◆ Directions for this task ◆
An exact copy of every record is needed.

◆ Records ◆
····················

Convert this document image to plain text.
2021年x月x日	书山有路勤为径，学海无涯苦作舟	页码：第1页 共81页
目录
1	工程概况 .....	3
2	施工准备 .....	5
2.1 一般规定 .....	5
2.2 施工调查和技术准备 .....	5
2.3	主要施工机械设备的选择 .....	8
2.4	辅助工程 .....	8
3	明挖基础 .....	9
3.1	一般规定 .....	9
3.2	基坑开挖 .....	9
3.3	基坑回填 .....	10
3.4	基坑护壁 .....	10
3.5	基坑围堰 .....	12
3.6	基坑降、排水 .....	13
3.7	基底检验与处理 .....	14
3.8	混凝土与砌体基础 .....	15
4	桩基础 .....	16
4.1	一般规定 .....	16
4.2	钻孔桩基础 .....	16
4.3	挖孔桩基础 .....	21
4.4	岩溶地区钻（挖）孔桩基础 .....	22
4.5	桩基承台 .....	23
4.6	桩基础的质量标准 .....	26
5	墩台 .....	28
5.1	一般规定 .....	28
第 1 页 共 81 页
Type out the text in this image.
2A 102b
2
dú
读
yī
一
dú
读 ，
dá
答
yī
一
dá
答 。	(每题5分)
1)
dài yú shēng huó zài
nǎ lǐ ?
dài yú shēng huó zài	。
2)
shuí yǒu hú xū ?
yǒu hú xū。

····················

◆ Full solution ◆
Convert this document image to plain text.
2021年x月x日	书山有路勤为径，学海无涯苦作舟	页码：第1页 共81页
目录
1	工程概况 .....	3
2	施工准备 .....	5
2.1 一般规定 .....	5
2.2 施工调查和技术准备 .....	5
2.3	主要施工机械设备的选择 .....	8
2.4	辅助工程 .....	8
3	明挖基础 .....	9
3.1	一般规定 .....	9
3.2	基坑开挖 .....	9
3.3	基坑回填 .....	10
3.4	基坑护壁 .....	10
3.5	基坑围堰 .....	12
3.6	基坑降、排水 .....	13
3.7	基底检验与处理 .....	14
3.8	混凝土与砌体基础 .....	15
4	桩基础 .....	16
4.1	一般规定 .....	16
4.2	钻孔桩基础 .....	16
4.3	挖孔桩基础 .....	21
4.4	岩溶地区钻（挖）孔桩基础 .....	22
4.5	桩基承台 .....	23
4.6	桩基础的质量标准 .....	26
5	墩台 .....	28
5.1	一般规定 .....	28
第 1 页 共 81 页
Type out the text in this image.
2A 102b
2
dú
读
yī
一
dú
读 ，
dá
答
yī
一
dá
答 。	(每题5分)
1)
dài yú shēng huó zài
nǎ lǐ ?
dài yú shēng huó zài	。
2)
shuí yǒu hú xū ?
yǒu hú xū。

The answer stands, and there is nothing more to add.